[[ Data for analysis, beginning ]]

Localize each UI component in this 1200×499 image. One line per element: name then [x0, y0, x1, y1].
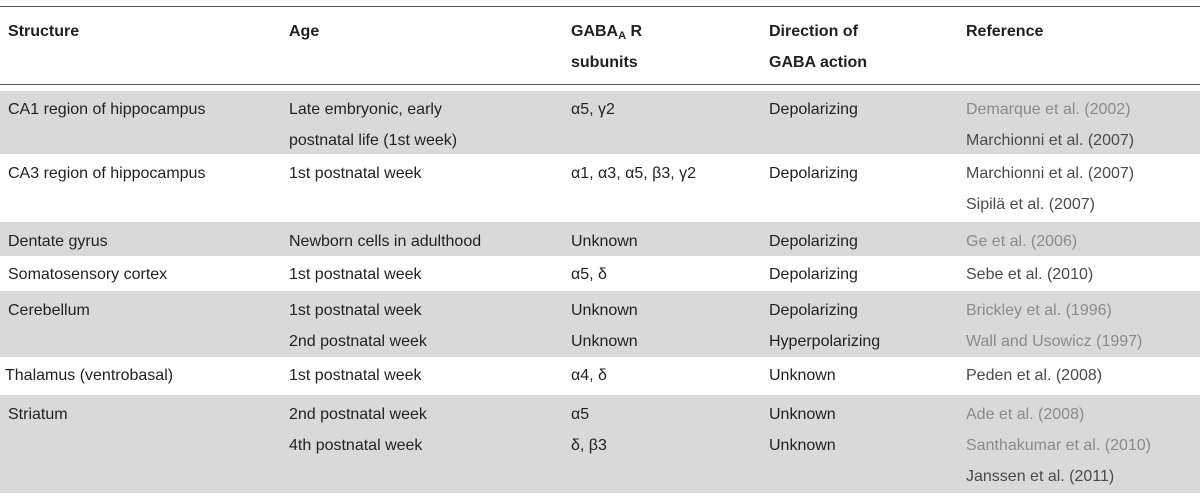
cell-age: 1st postnatal week	[289, 367, 422, 384]
cell-age: 1st postnatal week	[289, 266, 422, 283]
cell-subunits: α4, δ	[571, 367, 607, 384]
table-row	[0, 291, 1200, 357]
cell-subunits: Unknown	[571, 302, 638, 319]
reference-link[interactable]: Peden et al. (2008)	[966, 367, 1103, 384]
cell-direction: Depolarizing	[769, 233, 858, 250]
reference-link[interactable]: Ade et al. (2008)	[966, 406, 1085, 423]
table-row	[0, 91, 1200, 154]
header-age: Age	[289, 23, 320, 40]
cell-direction: Hyperpolarizing	[769, 333, 881, 350]
cell-direction: Depolarizing	[769, 302, 858, 319]
cell-direction: Depolarizing	[769, 101, 858, 118]
reference-link[interactable]: Marchionni et al. (2007)	[966, 165, 1135, 182]
table-row	[0, 259, 1200, 289]
header-structure: Structure	[8, 23, 80, 40]
reference-link[interactable]: Demarque et al. (2002)	[966, 101, 1131, 118]
cell-age: 2nd postnatal week	[289, 333, 427, 350]
cell-age: Late embryonic, early	[289, 101, 442, 118]
cell-direction: Depolarizing	[769, 266, 858, 283]
reference-link[interactable]: Santhakumar et al. (2010)	[966, 437, 1151, 454]
header-gaba-subscript: A	[618, 30, 627, 42]
cell-age: 4th postnatal week	[289, 437, 423, 454]
reference-link[interactable]: Marchionni et al. (2007)	[966, 132, 1135, 149]
header-subunits-line2: subunits	[571, 54, 638, 71]
header-gaba-main: GABA	[571, 23, 619, 40]
cell-structure: Thalamus (ventrobasal)	[5, 367, 174, 384]
table-top-rule	[0, 6, 1200, 7]
header-direction-line2: GABA action	[769, 54, 868, 71]
cell-subunits: Unknown	[571, 333, 638, 350]
cell-structure: CA1 region of hippocampus	[8, 101, 206, 118]
cell-age: 1st postnatal week	[289, 165, 422, 182]
reference-link[interactable]: Brickley et al. (1996)	[966, 302, 1112, 319]
table-row	[0, 360, 1200, 392]
cell-direction: Unknown	[769, 406, 836, 423]
header-bottom-rule	[0, 84, 1200, 85]
cell-structure: Dentate gyrus	[8, 233, 108, 250]
reference-link[interactable]: Janssen et al. (2011)	[966, 468, 1115, 485]
cell-structure: Somatosensory cortex	[8, 266, 168, 283]
cell-age: 2nd postnatal week	[289, 406, 427, 423]
reference-link[interactable]: Ge et al. (2006)	[966, 233, 1078, 250]
header-direction-line1: Direction of	[769, 23, 858, 40]
cell-subunits: α5	[571, 406, 590, 423]
cell-structure: CA3 region of hippocampus	[8, 165, 206, 182]
cell-direction: Unknown	[769, 367, 836, 384]
table-row	[0, 395, 1200, 493]
reference-link[interactable]: Wall and Usowicz (1997)	[966, 333, 1143, 350]
cell-subunits: α1, α3, α5, β3, γ2	[571, 165, 697, 182]
cell-age: postnatal life (1st week)	[289, 132, 458, 149]
reference-link[interactable]: Sipilä et al. (2007)	[966, 196, 1095, 213]
cell-subunits: Unknown	[571, 233, 638, 250]
cell-age: Newborn cells in adulthood	[289, 233, 482, 250]
cell-subunits: δ, β3	[571, 437, 607, 454]
header-gaba-subunits	[571, 16, 642, 47]
cell-subunits: α5, γ2	[571, 101, 615, 118]
cell-subunits: α5, δ	[571, 266, 607, 283]
cell-age: 1st postnatal week	[289, 302, 422, 319]
header-reference: Reference	[966, 23, 1044, 40]
reference-link[interactable]: Sebe et al. (2010)	[966, 266, 1094, 283]
cell-direction: Unknown	[769, 437, 836, 454]
cell-structure: Striatum	[8, 406, 68, 423]
table-row	[0, 158, 1200, 220]
table-row	[0, 222, 1200, 256]
cell-structure: Cerebellum	[8, 302, 90, 319]
header-gaba-rest: R	[626, 23, 643, 40]
cell-direction: Depolarizing	[769, 165, 858, 182]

[[ Data for analysis, end ]]

Task requirements =
Set the entries down again exactly. Do not include the images.

Answer space =
Localize each UI component in this 1200×499 image. One line per element: name then [x0, y0, x1, y1].
cell-age: 1st postnatal week	[289, 367, 422, 384]
cell-age: 1st postnatal week	[289, 266, 422, 283]
cell-subunits: α4, δ	[571, 367, 607, 384]
table-row	[0, 291, 1200, 357]
cell-subunits: Unknown	[571, 302, 638, 319]
reference-link[interactable]: Peden et al. (2008)	[966, 367, 1103, 384]
cell-direction: Depolarizing	[769, 233, 858, 250]
reference-link[interactable]: Ade et al. (2008)	[966, 406, 1085, 423]
table-row	[0, 91, 1200, 154]
header-age: Age	[289, 23, 320, 40]
cell-direction: Hyperpolarizing	[769, 333, 881, 350]
cell-direction: Depolarizing	[769, 302, 858, 319]
cell-direction: Depolarizing	[769, 101, 858, 118]
reference-link[interactable]: Marchionni et al. (2007)	[966, 165, 1135, 182]
table-row	[0, 259, 1200, 289]
header-structure: Structure	[8, 23, 80, 40]
reference-link[interactable]: Demarque et al. (2002)	[966, 101, 1131, 118]
cell-age: 2nd postnatal week	[289, 333, 427, 350]
cell-age: Late embryonic, early	[289, 101, 442, 118]
cell-direction: Depolarizing	[769, 266, 858, 283]
reference-link[interactable]: Santhakumar et al. (2010)	[966, 437, 1151, 454]
header-gaba-subscript: A	[618, 30, 627, 42]
cell-age: 4th postnatal week	[289, 437, 423, 454]
reference-link[interactable]: Marchionni et al. (2007)	[966, 132, 1135, 149]
header-subunits-line2: subunits	[571, 54, 638, 71]
header-gaba-main: GABA	[571, 23, 619, 40]
cell-structure: Thalamus (ventrobasal)	[5, 367, 174, 384]
table-top-rule	[0, 6, 1200, 7]
header-direction-line2: GABA action	[769, 54, 868, 71]
cell-subunits: Unknown	[571, 333, 638, 350]
cell-structure: CA1 region of hippocampus	[8, 101, 206, 118]
cell-age: 1st postnatal week	[289, 165, 422, 182]
reference-link[interactable]: Brickley et al. (1996)	[966, 302, 1112, 319]
table-row	[0, 360, 1200, 392]
cell-direction: Unknown	[769, 406, 836, 423]
header-bottom-rule	[0, 84, 1200, 85]
cell-structure: Dentate gyrus	[8, 233, 108, 250]
reference-link[interactable]: Janssen et al. (2011)	[966, 468, 1115, 485]
cell-structure: Somatosensory cortex	[8, 266, 168, 283]
cell-age: 2nd postnatal week	[289, 406, 427, 423]
reference-link[interactable]: Ge et al. (2006)	[966, 233, 1078, 250]
header-direction-line1: Direction of	[769, 23, 858, 40]
cell-subunits: α5	[571, 406, 590, 423]
cell-structure: CA3 region of hippocampus	[8, 165, 206, 182]
cell-direction: Unknown	[769, 367, 836, 384]
table-row	[0, 395, 1200, 493]
reference-link[interactable]: Wall and Usowicz (1997)	[966, 333, 1143, 350]
cell-subunits: α1, α3, α5, β3, γ2	[571, 165, 697, 182]
cell-age: postnatal life (1st week)	[289, 132, 458, 149]
reference-link[interactable]: Sipilä et al. (2007)	[966, 196, 1095, 213]
cell-subunits: Unknown	[571, 233, 638, 250]
cell-age: Newborn cells in adulthood	[289, 233, 482, 250]
cell-subunits: δ, β3	[571, 437, 607, 454]
header-gaba-subunits	[571, 16, 642, 47]
cell-subunits: α5, γ2	[571, 101, 615, 118]
cell-subunits: α5, δ	[571, 266, 607, 283]
cell-age: 1st postnatal week	[289, 302, 422, 319]
header-reference: Reference	[966, 23, 1044, 40]
reference-link[interactable]: Sebe et al. (2010)	[966, 266, 1094, 283]
cell-direction: Unknown	[769, 437, 836, 454]
cell-structure: Striatum	[8, 406, 68, 423]
table-row	[0, 158, 1200, 220]
table-row	[0, 222, 1200, 256]
cell-structure: Cerebellum	[8, 302, 90, 319]
header-gaba-rest: R	[626, 23, 643, 40]
cell-direction: Depolarizing	[769, 165, 858, 182]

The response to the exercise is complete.